What you have to do: Give the number of lines below that contain "name", with no other output.

Data provided:
* begin *

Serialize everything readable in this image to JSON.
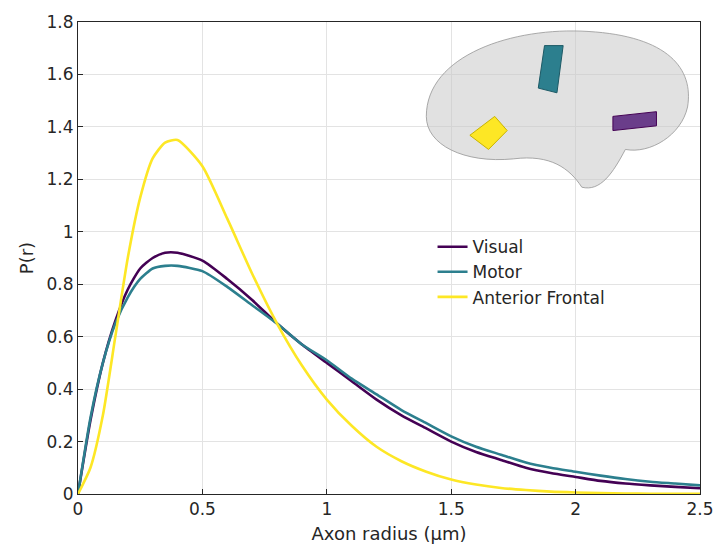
{
  "chart_data": {
    "type": "line",
    "x_label": "Axon radius (μm)",
    "y_label": "P(r)",
    "x": [
      0,
      0.05,
      0.1,
      0.15,
      0.2,
      0.25,
      0.3,
      0.35,
      0.4,
      0.5,
      0.6,
      0.7,
      0.8,
      0.9,
      1.0,
      1.1,
      1.2,
      1.3,
      1.4,
      1.5,
      1.6,
      1.7,
      1.8,
      1.9,
      2.0,
      2.1,
      2.2,
      2.3,
      2.4,
      2.5
    ],
    "series": [
      {
        "name": "Visual",
        "color": "#440154",
        "values": [
          0,
          0.28,
          0.5,
          0.66,
          0.78,
          0.86,
          0.9,
          0.92,
          0.92,
          0.89,
          0.82,
          0.74,
          0.65,
          0.57,
          0.5,
          0.43,
          0.36,
          0.3,
          0.25,
          0.2,
          0.16,
          0.13,
          0.1,
          0.08,
          0.065,
          0.05,
          0.04,
          0.033,
          0.027,
          0.022
        ]
      },
      {
        "name": "Motor",
        "color": "#2c7f8e",
        "values": [
          0,
          0.29,
          0.5,
          0.65,
          0.75,
          0.82,
          0.86,
          0.87,
          0.87,
          0.85,
          0.79,
          0.72,
          0.65,
          0.57,
          0.51,
          0.44,
          0.38,
          0.32,
          0.27,
          0.22,
          0.18,
          0.15,
          0.12,
          0.1,
          0.085,
          0.07,
          0.057,
          0.047,
          0.04,
          0.033
        ]
      },
      {
        "name": "Anterior Frontal",
        "color": "#fde725",
        "values": [
          0,
          0.1,
          0.3,
          0.6,
          0.9,
          1.13,
          1.28,
          1.34,
          1.35,
          1.25,
          1.05,
          0.84,
          0.65,
          0.49,
          0.36,
          0.26,
          0.18,
          0.125,
          0.085,
          0.055,
          0.036,
          0.023,
          0.015,
          0.009,
          0.006,
          0.004,
          0.002,
          0.001,
          0.0006,
          0.0003
        ]
      }
    ],
    "xlim": [
      0,
      2.5
    ],
    "xticks": [
      0,
      0.5,
      1,
      1.5,
      2,
      2.5
    ],
    "ylim": [
      0,
      1.8
    ],
    "yticks": [
      0,
      0.2,
      0.4,
      0.6,
      0.8,
      1,
      1.2,
      1.4,
      1.6,
      1.8
    ],
    "grid": true,
    "legend": "center right"
  }
}
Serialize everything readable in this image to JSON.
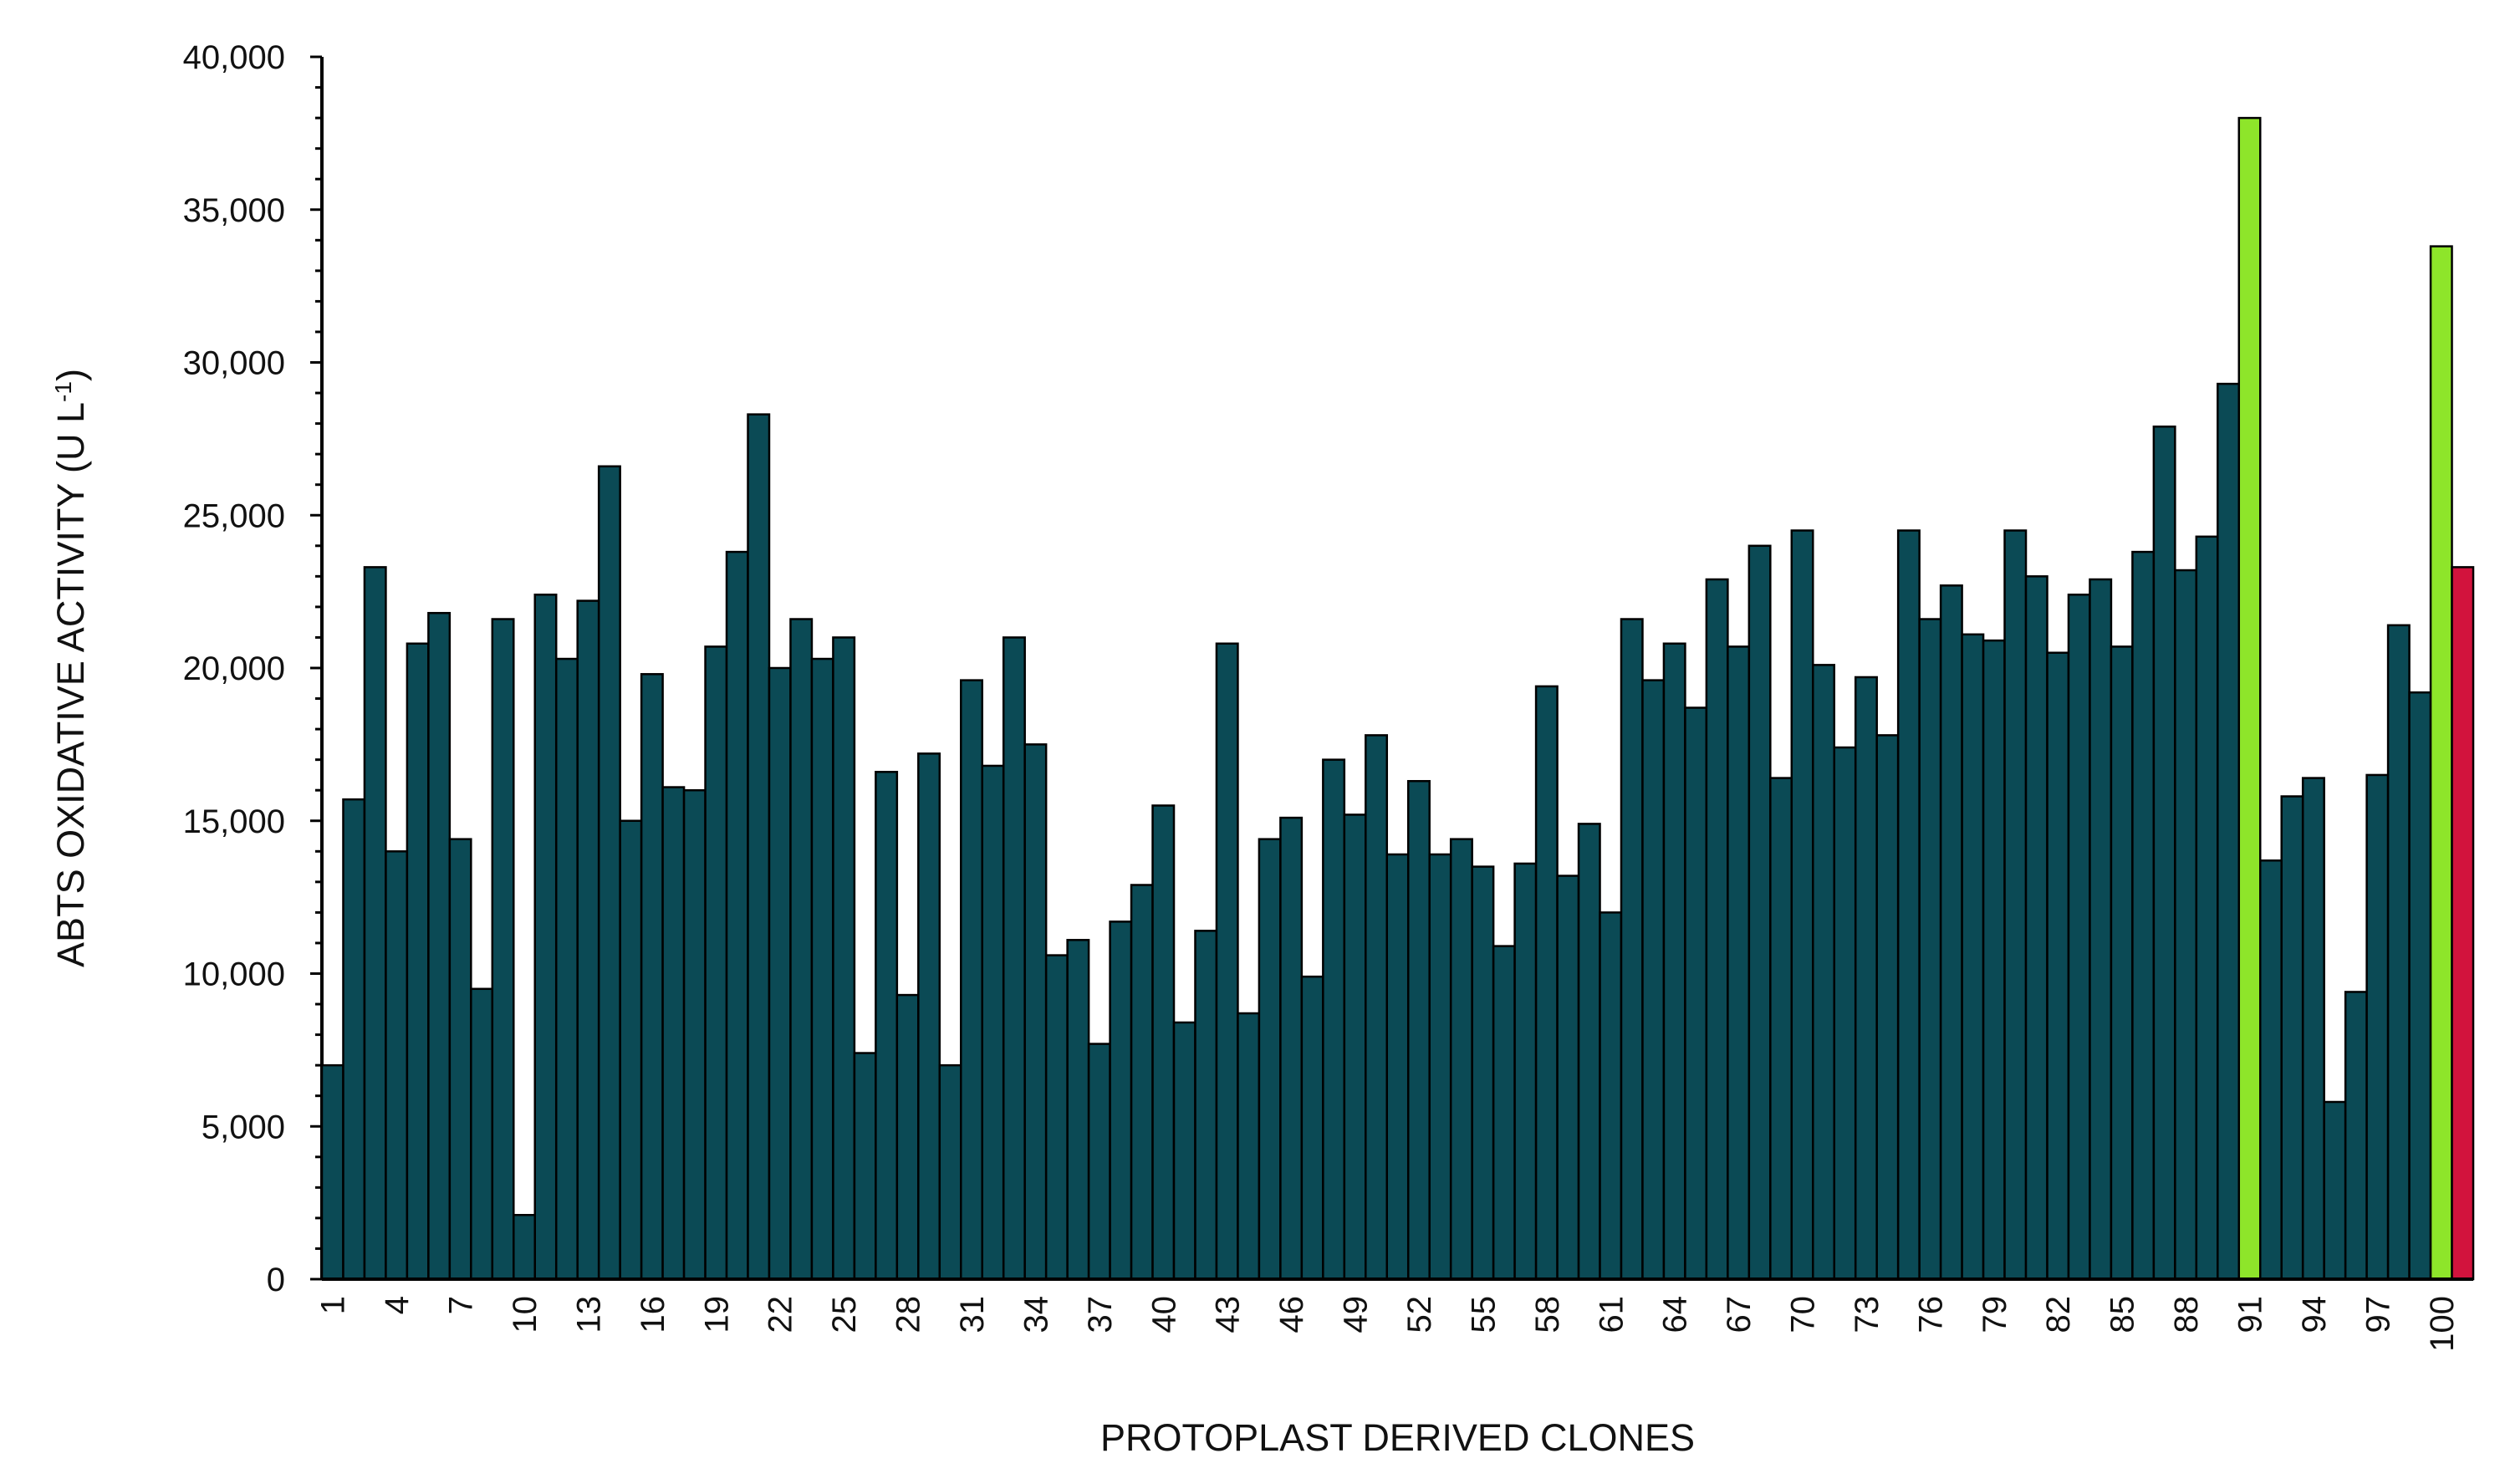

* end *

Result for this task: 3